━━━━━ Given information ━━━━━

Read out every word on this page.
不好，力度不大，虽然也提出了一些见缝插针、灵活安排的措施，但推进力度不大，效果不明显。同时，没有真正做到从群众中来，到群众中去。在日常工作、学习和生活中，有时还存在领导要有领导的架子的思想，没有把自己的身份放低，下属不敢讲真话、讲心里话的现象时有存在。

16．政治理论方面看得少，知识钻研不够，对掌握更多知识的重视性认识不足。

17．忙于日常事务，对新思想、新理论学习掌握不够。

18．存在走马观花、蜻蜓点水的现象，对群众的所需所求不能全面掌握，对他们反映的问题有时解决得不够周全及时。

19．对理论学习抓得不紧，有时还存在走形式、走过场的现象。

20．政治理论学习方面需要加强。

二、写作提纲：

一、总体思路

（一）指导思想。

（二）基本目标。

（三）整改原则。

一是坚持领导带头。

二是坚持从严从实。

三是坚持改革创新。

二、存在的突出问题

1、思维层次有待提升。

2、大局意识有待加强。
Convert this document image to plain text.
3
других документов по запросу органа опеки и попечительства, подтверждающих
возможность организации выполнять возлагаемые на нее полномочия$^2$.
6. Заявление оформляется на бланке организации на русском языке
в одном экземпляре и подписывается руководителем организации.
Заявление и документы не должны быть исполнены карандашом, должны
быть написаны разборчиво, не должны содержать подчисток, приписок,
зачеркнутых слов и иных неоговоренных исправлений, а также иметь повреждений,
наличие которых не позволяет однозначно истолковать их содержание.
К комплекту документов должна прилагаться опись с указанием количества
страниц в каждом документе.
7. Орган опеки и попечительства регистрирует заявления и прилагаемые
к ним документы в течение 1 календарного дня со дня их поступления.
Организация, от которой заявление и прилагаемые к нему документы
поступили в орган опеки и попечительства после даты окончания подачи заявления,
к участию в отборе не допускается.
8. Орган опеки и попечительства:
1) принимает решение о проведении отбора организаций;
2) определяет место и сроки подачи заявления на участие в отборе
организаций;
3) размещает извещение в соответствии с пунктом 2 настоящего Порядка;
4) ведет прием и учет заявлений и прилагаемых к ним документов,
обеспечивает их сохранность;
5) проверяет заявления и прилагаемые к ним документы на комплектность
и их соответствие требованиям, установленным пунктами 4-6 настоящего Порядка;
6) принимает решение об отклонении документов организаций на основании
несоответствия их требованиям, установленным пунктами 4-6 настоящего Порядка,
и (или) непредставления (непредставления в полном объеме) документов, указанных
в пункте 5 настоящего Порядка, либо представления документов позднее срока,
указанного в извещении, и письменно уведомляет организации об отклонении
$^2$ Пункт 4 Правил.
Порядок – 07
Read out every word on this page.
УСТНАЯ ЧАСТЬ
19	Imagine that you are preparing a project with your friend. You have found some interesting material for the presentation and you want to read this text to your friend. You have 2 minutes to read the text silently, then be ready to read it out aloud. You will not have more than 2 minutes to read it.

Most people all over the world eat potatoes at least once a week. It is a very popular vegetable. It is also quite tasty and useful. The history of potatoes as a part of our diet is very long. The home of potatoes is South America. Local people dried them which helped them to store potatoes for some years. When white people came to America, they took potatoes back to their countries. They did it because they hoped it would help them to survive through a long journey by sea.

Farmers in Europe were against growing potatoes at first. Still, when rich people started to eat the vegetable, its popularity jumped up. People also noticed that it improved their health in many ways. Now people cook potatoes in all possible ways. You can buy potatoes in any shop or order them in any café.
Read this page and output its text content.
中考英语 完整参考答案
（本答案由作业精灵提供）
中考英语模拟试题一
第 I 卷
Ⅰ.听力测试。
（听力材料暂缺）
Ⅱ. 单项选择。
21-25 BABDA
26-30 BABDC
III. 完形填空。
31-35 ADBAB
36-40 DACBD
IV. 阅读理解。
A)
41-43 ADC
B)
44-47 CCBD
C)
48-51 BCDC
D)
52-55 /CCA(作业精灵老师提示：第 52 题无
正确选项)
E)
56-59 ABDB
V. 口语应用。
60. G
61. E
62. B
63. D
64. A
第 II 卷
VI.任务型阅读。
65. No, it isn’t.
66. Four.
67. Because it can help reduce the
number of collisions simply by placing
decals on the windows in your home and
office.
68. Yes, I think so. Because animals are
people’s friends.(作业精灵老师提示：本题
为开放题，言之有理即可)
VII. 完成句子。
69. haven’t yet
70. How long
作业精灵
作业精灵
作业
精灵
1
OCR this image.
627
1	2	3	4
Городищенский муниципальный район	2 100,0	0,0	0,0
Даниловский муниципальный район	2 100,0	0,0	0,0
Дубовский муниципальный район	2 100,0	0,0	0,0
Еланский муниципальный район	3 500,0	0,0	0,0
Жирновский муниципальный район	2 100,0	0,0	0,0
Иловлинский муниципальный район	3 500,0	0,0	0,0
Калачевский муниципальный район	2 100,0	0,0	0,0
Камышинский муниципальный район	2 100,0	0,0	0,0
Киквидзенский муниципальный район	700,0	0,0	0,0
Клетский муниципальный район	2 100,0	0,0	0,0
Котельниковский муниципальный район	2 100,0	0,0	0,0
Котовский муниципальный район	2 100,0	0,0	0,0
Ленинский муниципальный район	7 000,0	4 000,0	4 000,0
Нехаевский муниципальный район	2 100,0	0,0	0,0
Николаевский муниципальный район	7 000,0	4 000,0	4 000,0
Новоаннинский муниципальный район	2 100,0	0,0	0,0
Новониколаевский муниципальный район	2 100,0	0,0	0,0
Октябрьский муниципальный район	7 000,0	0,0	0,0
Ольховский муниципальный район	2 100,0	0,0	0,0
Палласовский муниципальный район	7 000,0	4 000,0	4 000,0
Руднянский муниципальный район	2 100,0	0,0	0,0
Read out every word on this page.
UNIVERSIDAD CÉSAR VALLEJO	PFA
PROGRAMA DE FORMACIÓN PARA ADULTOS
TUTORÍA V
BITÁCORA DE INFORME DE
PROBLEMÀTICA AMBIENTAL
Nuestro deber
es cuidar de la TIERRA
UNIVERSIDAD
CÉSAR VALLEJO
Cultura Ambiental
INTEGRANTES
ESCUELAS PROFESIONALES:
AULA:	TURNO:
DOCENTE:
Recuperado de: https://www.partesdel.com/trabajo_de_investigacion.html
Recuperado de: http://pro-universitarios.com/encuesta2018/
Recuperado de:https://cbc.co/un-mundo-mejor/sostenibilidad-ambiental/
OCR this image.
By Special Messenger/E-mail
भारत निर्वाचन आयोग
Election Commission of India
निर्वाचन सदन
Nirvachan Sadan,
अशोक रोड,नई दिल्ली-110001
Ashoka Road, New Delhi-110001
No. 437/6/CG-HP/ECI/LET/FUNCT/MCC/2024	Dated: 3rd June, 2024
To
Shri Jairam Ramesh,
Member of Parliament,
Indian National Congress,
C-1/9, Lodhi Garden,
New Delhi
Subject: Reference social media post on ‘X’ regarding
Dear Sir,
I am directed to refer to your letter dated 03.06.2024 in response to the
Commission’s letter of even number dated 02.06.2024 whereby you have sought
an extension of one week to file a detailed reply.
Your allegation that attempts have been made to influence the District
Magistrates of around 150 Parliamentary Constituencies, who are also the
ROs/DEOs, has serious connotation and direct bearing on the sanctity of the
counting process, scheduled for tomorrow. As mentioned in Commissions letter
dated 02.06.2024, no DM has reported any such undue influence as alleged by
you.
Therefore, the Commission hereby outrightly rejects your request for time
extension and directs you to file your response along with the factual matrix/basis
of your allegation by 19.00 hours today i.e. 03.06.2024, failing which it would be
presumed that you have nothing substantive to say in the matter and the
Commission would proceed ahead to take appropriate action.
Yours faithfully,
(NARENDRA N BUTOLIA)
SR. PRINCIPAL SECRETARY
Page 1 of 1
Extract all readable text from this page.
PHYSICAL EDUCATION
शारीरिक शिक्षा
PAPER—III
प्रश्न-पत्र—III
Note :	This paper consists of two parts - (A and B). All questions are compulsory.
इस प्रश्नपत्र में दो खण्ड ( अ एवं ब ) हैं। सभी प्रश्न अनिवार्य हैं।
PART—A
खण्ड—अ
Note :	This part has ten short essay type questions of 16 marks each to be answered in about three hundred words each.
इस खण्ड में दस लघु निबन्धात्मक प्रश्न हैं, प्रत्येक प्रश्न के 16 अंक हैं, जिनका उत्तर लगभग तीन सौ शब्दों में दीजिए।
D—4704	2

━━━━━

From the data above, copy each line that holds "пунктами".

» **Task solution**:
и их соответствие требованиям, установленным пунктами 4-6 настоящего Порядка;
несоответствия их требованиям, установленным пунктами 4-6 настоящего Порядка,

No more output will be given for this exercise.